Exercise details: Print each of the records below word for word, leaving every line unchanged.

Supplied records:
--- START ---

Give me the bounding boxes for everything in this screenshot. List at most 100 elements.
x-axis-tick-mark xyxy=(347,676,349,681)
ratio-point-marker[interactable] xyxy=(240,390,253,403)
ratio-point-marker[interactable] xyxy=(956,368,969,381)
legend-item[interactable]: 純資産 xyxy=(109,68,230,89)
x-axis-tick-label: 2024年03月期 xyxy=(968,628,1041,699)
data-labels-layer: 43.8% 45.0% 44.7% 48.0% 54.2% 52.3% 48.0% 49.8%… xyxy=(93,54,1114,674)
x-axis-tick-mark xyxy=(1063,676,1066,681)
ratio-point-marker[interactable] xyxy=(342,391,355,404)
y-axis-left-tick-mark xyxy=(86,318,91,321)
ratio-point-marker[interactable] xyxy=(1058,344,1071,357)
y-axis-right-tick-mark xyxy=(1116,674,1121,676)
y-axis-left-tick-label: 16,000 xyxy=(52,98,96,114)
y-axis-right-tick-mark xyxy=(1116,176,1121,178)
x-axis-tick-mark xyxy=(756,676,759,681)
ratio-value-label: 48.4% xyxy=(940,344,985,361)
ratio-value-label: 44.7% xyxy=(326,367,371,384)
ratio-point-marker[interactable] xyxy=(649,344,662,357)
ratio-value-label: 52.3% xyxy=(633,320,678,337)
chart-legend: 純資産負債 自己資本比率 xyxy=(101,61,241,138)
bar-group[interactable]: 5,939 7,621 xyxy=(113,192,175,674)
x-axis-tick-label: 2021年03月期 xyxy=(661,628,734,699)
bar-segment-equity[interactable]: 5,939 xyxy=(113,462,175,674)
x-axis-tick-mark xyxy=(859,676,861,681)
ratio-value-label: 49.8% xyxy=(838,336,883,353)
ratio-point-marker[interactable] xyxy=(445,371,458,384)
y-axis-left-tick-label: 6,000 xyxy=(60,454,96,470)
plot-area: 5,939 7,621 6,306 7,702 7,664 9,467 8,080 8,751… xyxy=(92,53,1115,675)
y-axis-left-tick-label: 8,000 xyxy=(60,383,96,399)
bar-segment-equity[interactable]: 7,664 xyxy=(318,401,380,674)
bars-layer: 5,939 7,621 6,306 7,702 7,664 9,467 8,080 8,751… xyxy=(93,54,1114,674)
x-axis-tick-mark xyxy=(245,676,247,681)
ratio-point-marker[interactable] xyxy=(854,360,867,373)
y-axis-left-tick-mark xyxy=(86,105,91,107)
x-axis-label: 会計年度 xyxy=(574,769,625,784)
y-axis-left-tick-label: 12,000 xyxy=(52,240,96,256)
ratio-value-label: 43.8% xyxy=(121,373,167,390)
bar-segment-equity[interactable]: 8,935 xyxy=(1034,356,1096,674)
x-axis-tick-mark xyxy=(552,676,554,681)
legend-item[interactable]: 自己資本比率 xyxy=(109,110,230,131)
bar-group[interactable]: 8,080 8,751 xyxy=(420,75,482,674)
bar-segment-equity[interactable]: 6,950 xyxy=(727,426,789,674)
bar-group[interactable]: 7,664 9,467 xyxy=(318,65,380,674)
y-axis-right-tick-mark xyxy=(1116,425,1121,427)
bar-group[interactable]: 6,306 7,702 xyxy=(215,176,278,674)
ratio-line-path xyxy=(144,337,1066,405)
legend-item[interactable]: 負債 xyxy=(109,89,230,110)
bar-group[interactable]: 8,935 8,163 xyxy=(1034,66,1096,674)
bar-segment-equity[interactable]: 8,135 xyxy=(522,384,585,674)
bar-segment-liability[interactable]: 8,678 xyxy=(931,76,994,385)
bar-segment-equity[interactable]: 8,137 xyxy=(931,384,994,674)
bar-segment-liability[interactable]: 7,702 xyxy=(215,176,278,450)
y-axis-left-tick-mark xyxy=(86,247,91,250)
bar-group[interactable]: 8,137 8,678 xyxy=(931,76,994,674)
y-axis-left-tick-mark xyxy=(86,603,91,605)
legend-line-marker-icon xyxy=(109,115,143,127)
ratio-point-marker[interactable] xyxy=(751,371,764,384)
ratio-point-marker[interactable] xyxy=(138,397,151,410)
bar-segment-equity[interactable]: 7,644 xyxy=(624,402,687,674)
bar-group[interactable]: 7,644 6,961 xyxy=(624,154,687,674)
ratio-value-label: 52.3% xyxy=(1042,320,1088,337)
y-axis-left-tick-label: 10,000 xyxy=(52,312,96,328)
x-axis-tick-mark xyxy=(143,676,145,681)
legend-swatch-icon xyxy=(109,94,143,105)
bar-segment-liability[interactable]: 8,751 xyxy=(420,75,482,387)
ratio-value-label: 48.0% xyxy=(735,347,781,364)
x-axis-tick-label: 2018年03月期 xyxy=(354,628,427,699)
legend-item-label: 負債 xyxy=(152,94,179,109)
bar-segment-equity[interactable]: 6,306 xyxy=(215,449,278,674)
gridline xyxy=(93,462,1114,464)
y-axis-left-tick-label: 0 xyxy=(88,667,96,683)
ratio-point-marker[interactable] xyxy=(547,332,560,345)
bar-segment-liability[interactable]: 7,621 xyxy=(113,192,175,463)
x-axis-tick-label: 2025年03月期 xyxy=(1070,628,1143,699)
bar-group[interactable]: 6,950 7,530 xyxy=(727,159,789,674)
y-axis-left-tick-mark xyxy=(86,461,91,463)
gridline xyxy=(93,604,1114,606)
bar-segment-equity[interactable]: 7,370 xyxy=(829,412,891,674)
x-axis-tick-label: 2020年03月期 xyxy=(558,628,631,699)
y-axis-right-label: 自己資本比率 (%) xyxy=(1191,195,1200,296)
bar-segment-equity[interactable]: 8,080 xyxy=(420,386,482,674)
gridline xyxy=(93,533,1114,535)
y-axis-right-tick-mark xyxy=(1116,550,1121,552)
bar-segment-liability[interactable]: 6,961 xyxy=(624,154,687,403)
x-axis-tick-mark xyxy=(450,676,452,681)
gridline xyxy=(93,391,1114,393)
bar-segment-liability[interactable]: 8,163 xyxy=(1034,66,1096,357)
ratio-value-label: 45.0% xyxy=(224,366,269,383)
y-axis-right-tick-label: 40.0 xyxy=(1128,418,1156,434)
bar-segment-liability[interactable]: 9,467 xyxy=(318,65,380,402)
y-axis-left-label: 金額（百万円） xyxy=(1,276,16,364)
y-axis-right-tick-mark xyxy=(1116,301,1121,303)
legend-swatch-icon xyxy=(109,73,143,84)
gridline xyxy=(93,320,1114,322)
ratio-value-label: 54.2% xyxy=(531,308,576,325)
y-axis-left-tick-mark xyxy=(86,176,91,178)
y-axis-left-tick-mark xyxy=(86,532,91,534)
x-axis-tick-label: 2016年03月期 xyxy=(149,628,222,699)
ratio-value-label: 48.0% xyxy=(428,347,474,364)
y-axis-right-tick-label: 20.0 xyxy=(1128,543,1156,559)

--- END ---

Finished task:
Give me the bounding boxes for everything in this screenshot. List at most 100 elements.
x-axis-tick-mark xyxy=(347,676,349,681)
ratio-point-marker[interactable] xyxy=(240,390,253,403)
ratio-point-marker[interactable] xyxy=(956,368,969,381)
legend-item[interactable]: 純資産 xyxy=(109,68,230,89)
x-axis-tick-label: 2024年03月期 xyxy=(968,628,1041,699)
data-labels-layer: 43.8% 45.0% 44.7% 48.0% 54.2% 52.3% 48.0% 49.8%… xyxy=(93,54,1114,674)
x-axis-tick-mark xyxy=(1063,676,1066,681)
ratio-point-marker[interactable] xyxy=(342,391,355,404)
y-axis-left-tick-mark xyxy=(86,318,91,321)
ratio-point-marker[interactable] xyxy=(1058,344,1071,357)
y-axis-right-tick-mark xyxy=(1116,674,1121,676)
y-axis-left-tick-label: 16,000 xyxy=(52,98,96,114)
y-axis-right-tick-mark xyxy=(1116,176,1121,178)
x-axis-tick-mark xyxy=(756,676,759,681)
ratio-value-label: 48.4% xyxy=(940,344,985,361)
ratio-value-label: 44.7% xyxy=(326,367,371,384)
ratio-point-marker[interactable] xyxy=(649,344,662,357)
ratio-value-label: 52.3% xyxy=(633,320,678,337)
chart-legend: 純資産負債 自己資本比率 xyxy=(101,61,241,138)
bar-group[interactable]: 5,939 7,621 xyxy=(113,192,175,674)
x-axis-tick-label: 2021年03月期 xyxy=(661,628,734,699)
bar-segment-equity[interactable]: 5,939 xyxy=(113,462,175,674)
x-axis-tick-mark xyxy=(859,676,861,681)
ratio-value-label: 49.8% xyxy=(838,336,883,353)
ratio-point-marker[interactable] xyxy=(445,371,458,384)
y-axis-left-tick-label: 6,000 xyxy=(60,454,96,470)
plot-area: 5,939 7,621 6,306 7,702 7,664 9,467 8,080 8,751… xyxy=(92,53,1115,675)
y-axis-left-tick-label: 8,000 xyxy=(60,383,96,399)
bar-segment-equity[interactable]: 7,664 xyxy=(318,401,380,674)
bars-layer: 5,939 7,621 6,306 7,702 7,664 9,467 8,080 8,751… xyxy=(93,54,1114,674)
x-axis-tick-mark xyxy=(245,676,247,681)
ratio-point-marker[interactable] xyxy=(854,360,867,373)
y-axis-left-tick-mark xyxy=(86,105,91,107)
x-axis-label: 会計年度 xyxy=(574,769,625,784)
y-axis-left-tick-label: 12,000 xyxy=(52,240,96,256)
ratio-value-label: 43.8% xyxy=(121,373,167,390)
bar-segment-equity[interactable]: 8,935 xyxy=(1034,356,1096,674)
x-axis-tick-mark xyxy=(552,676,554,681)
legend-item[interactable]: 自己資本比率 xyxy=(109,110,230,131)
bar-group[interactable]: 8,080 8,751 xyxy=(420,75,482,674)
bar-segment-equity[interactable]: 6,950 xyxy=(727,426,789,674)
bar-group[interactable]: 7,664 9,467 xyxy=(318,65,380,674)
y-axis-right-tick-mark xyxy=(1116,425,1121,427)
bar-group[interactable]: 6,306 7,702 xyxy=(215,176,278,674)
ratio-line-path xyxy=(144,337,1066,405)
legend-item[interactable]: 負債 xyxy=(109,89,230,110)
bar-group[interactable]: 8,935 8,163 xyxy=(1034,66,1096,674)
bar-segment-equity[interactable]: 8,135 xyxy=(522,384,585,674)
bar-segment-liability[interactable]: 8,678 xyxy=(931,76,994,385)
bar-segment-equity[interactable]: 8,137 xyxy=(931,384,994,674)
bar-segment-liability[interactable]: 7,702 xyxy=(215,176,278,450)
y-axis-left-tick-mark xyxy=(86,247,91,250)
bar-group[interactable]: 8,137 8,678 xyxy=(931,76,994,674)
y-axis-left-tick-mark xyxy=(86,603,91,605)
legend-line-marker-icon xyxy=(109,115,143,127)
ratio-point-marker[interactable] xyxy=(751,371,764,384)
ratio-point-marker[interactable] xyxy=(138,397,151,410)
bar-segment-equity[interactable]: 7,644 xyxy=(624,402,687,674)
bar-group[interactable]: 7,644 6,961 xyxy=(624,154,687,674)
ratio-value-label: 52.3% xyxy=(1042,320,1088,337)
y-axis-left-tick-label: 10,000 xyxy=(52,312,96,328)
x-axis-tick-mark xyxy=(143,676,145,681)
legend-swatch-icon xyxy=(109,94,143,105)
bar-segment-liability[interactable]: 8,751 xyxy=(420,75,482,387)
ratio-value-label: 48.0% xyxy=(735,347,781,364)
x-axis-tick-label: 2018年03月期 xyxy=(354,628,427,699)
legend-item-label: 負債 xyxy=(152,94,179,109)
bar-segment-equity[interactable]: 6,306 xyxy=(215,449,278,674)
gridline xyxy=(93,462,1114,464)
y-axis-left-tick-label: 0 xyxy=(88,667,96,683)
ratio-point-marker[interactable] xyxy=(547,332,560,345)
bar-segment-liability[interactable]: 7,621 xyxy=(113,192,175,463)
x-axis-tick-label: 2025年03月期 xyxy=(1070,628,1143,699)
bar-group[interactable]: 6,950 7,530 xyxy=(727,159,789,674)
y-axis-left-tick-mark xyxy=(86,461,91,463)
gridline xyxy=(93,604,1114,606)
bar-segment-equity[interactable]: 7,370 xyxy=(829,412,891,674)
x-axis-tick-label: 2020年03月期 xyxy=(558,628,631,699)
y-axis-right-label: 自己資本比率 (%) xyxy=(1191,195,1200,296)
bar-segment-equity[interactable]: 8,080 xyxy=(420,386,482,674)
gridline xyxy=(93,533,1114,535)
y-axis-right-tick-mark xyxy=(1116,550,1121,552)
bar-segment-liability[interactable]: 6,961 xyxy=(624,154,687,403)
x-axis-tick-mark xyxy=(450,676,452,681)
gridline xyxy=(93,391,1114,393)
bar-segment-liability[interactable]: 8,163 xyxy=(1034,66,1096,357)
ratio-value-label: 45.0% xyxy=(224,366,269,383)
y-axis-right-tick-label: 40.0 xyxy=(1128,418,1156,434)
bar-segment-liability[interactable]: 9,467 xyxy=(318,65,380,402)
y-axis-left-label: 金額（百万円） xyxy=(1,276,16,364)
y-axis-right-tick-mark xyxy=(1116,301,1121,303)
legend-swatch-icon xyxy=(109,73,143,84)
gridline xyxy=(93,320,1114,322)
ratio-value-label: 54.2% xyxy=(531,308,576,325)
y-axis-left-tick-mark xyxy=(86,176,91,178)
y-axis-left-tick-mark xyxy=(86,532,91,534)
x-axis-tick-label: 2016年03月期 xyxy=(149,628,222,699)
ratio-value-label: 48.0% xyxy=(428,347,474,364)
y-axis-right-tick-label: 20.0 xyxy=(1128,543,1156,559)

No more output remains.